Dataset excerpt:
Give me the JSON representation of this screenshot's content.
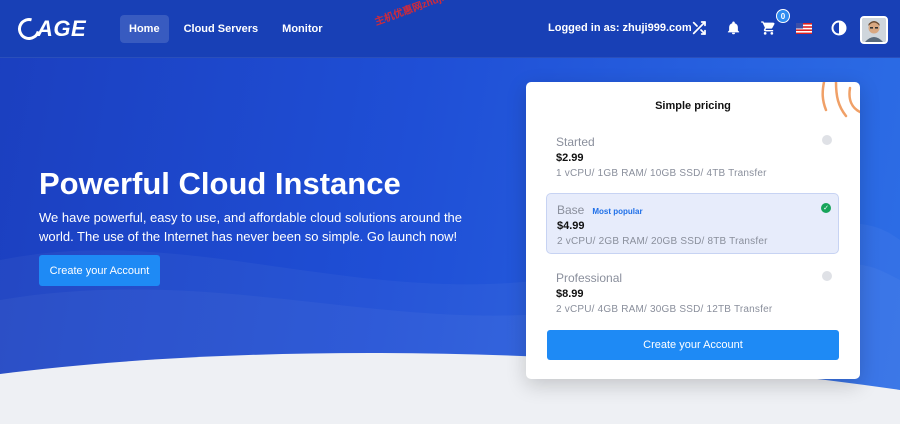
{
  "brand": {
    "logo_text": "AGE"
  },
  "nav": {
    "items": [
      {
        "label": "Home",
        "active": true
      },
      {
        "label": "Cloud Servers",
        "active": false
      },
      {
        "label": "Monitor",
        "active": false
      }
    ]
  },
  "watermark": "主机优惠网zhuji999.com",
  "header": {
    "logged_in_text": "Logged in as: zhuji999.com",
    "cart_count": "0",
    "icons": [
      "shuffle-icon",
      "bell-icon",
      "cart-icon",
      "us-flag-icon",
      "contrast-icon",
      "avatar"
    ]
  },
  "hero": {
    "title": "Powerful Cloud Instance",
    "subtitle": "We have powerful, easy to use, and affordable cloud solutions around the world. The use of the Internet has never been so simple. Go launch now!",
    "cta_label": "Create your Account"
  },
  "pricing": {
    "title": "Simple pricing",
    "plans": [
      {
        "name": "Started",
        "price": "$2.99",
        "spec": "1 vCPU/ 1GB RAM/ 10GB SSD/ 4TB Transfer",
        "tag": "",
        "selected": false
      },
      {
        "name": "Base",
        "price": "$4.99",
        "spec": "2 vCPU/ 2GB RAM/ 20GB SSD/ 8TB Transfer",
        "tag": "Most popular",
        "selected": true
      },
      {
        "name": "Professional",
        "price": "$8.99",
        "spec": "2 vCPU/ 4GB RAM/ 30GB SSD/ 12TB Transfer",
        "tag": "",
        "selected": false
      }
    ],
    "cta_label": "Create your Account"
  },
  "colors": {
    "accent": "#1e8af5",
    "hero_start": "#1b3fbf",
    "hero_end": "#2d6ee6",
    "selected_check": "#17a45a"
  }
}
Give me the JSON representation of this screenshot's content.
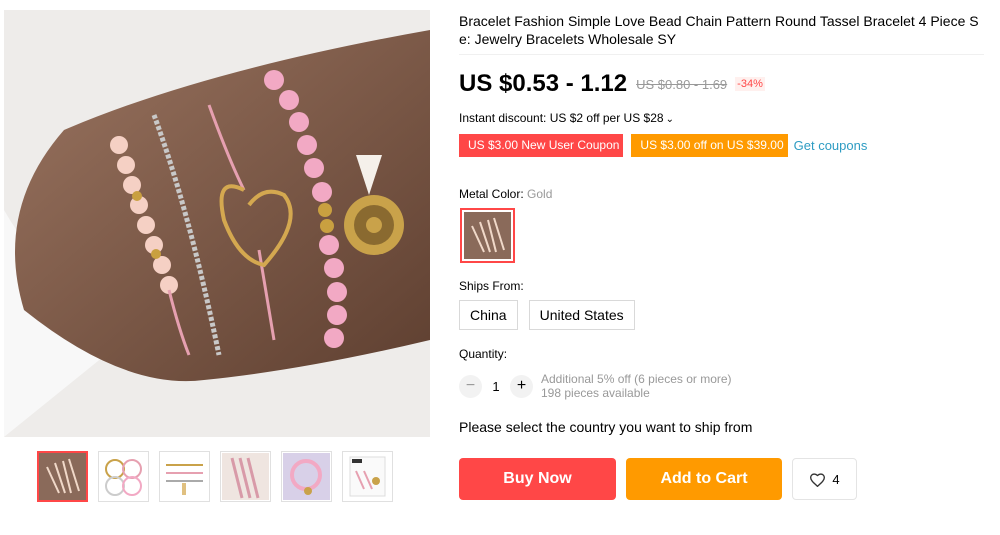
{
  "product": {
    "title": "Bracelet Fashion Simple Love Bead Chain Pattern Round Tassel Bracelet 4 Piece Se: Jewelry Bracelets Wholesale SY"
  },
  "price": {
    "current": "US $0.53 - 1.12",
    "original": "US $0.80 - 1.69",
    "discount": "-34%"
  },
  "instant_discount": {
    "text": "Instant discount: US $2 off per US $28",
    "chevron": "⌄"
  },
  "coupons": {
    "new_user": "US $3.00 New User Coupon",
    "store": "US $3.00 off on US $39.00",
    "link": "Get coupons"
  },
  "metal_color": {
    "label": "Metal Color:",
    "value": "Gold"
  },
  "ships_from": {
    "label": "Ships From:",
    "options": [
      "China",
      "United States"
    ]
  },
  "quantity": {
    "label": "Quantity:",
    "minus": "−",
    "value": "1",
    "plus": "+",
    "bulk_note": "Additional 5% off (6 pieces or more)",
    "available": "198 pieces available"
  },
  "ship_note": "Please select the country you want to ship from",
  "actions": {
    "buy_now": "Buy Now",
    "add_to_cart": "Add to Cart",
    "wishlist_count": "4"
  },
  "icons": {
    "wishlist": "heart-icon",
    "chevron": "chevron-down-icon"
  },
  "colors": {
    "accent_red": "#ff4747",
    "accent_orange": "#ff9a00",
    "link_blue": "#2e9cc3"
  }
}
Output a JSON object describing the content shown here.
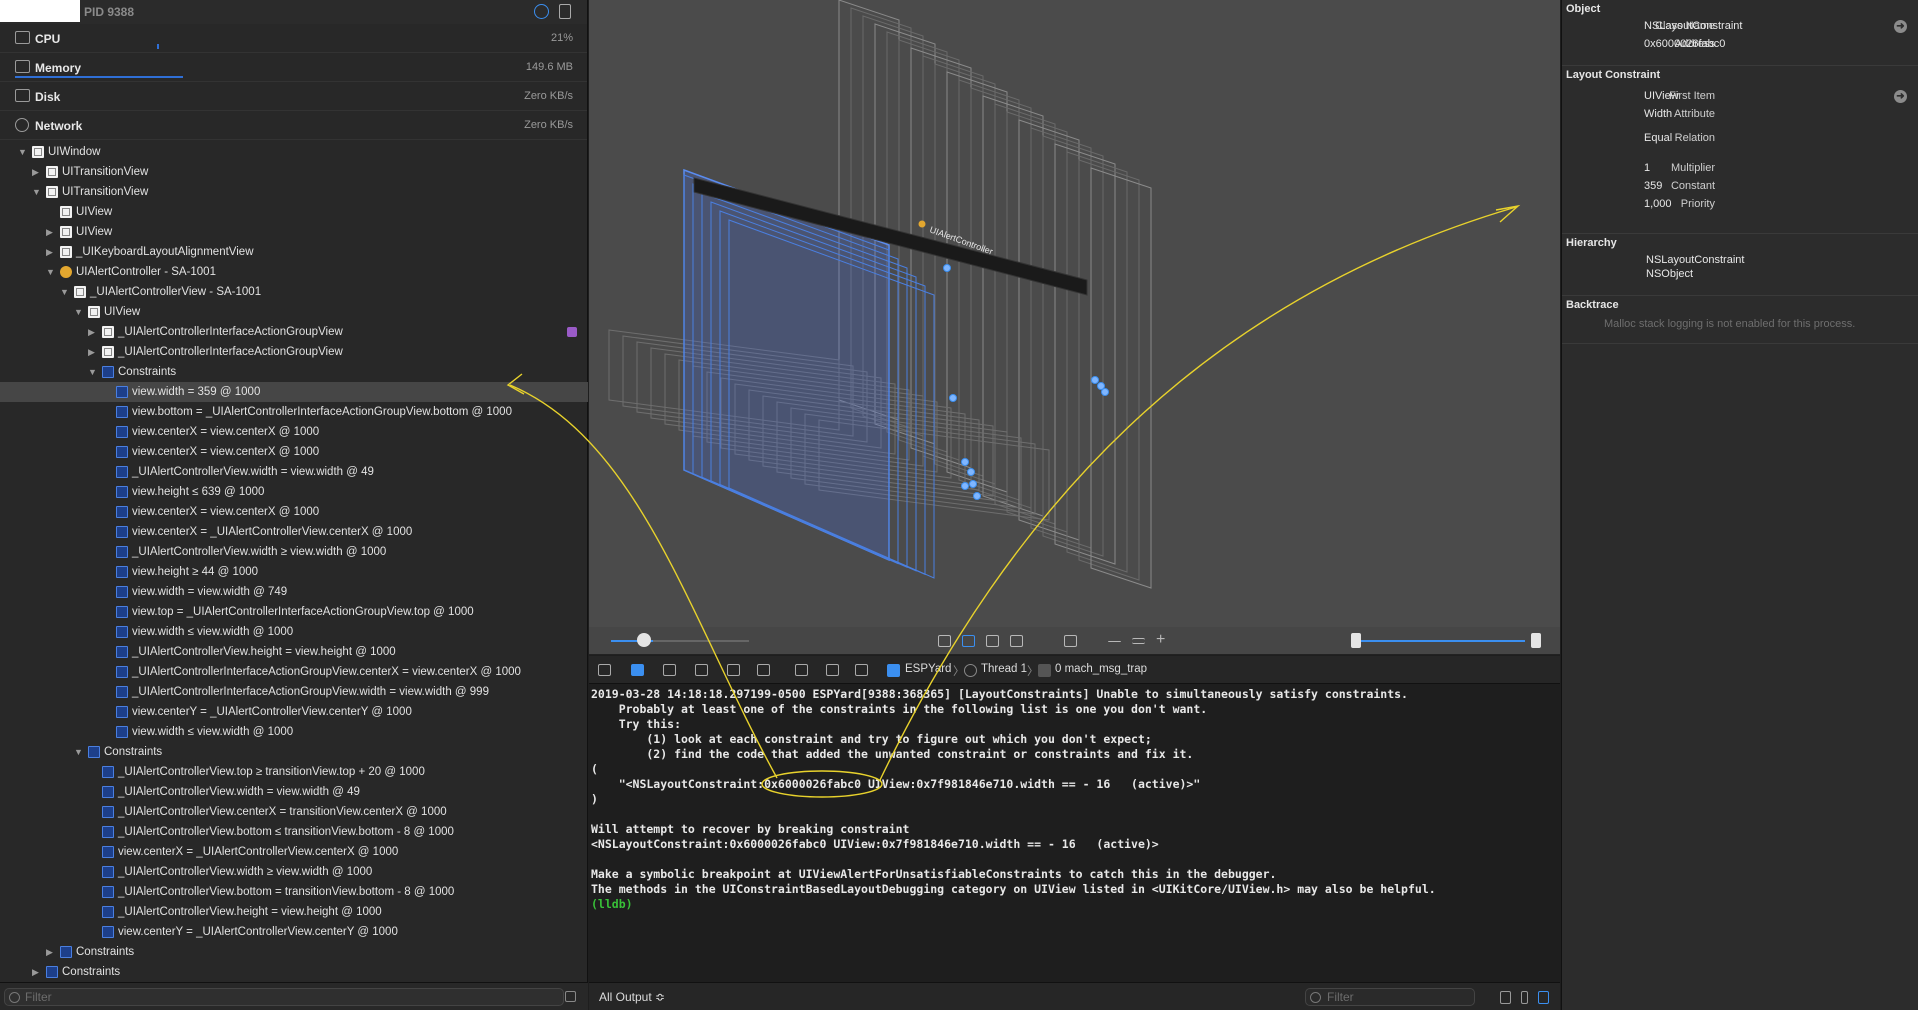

▶ [INSTRUCTIONS FOR THE TASK]: Isolate the lines that hold the word "pieces" and copy all of them.

▶ [WRITTEN RESPONSE]:
    "bulk_note": "Additional 5% off (6 pieces or more)",
    "available": "198 pieces available"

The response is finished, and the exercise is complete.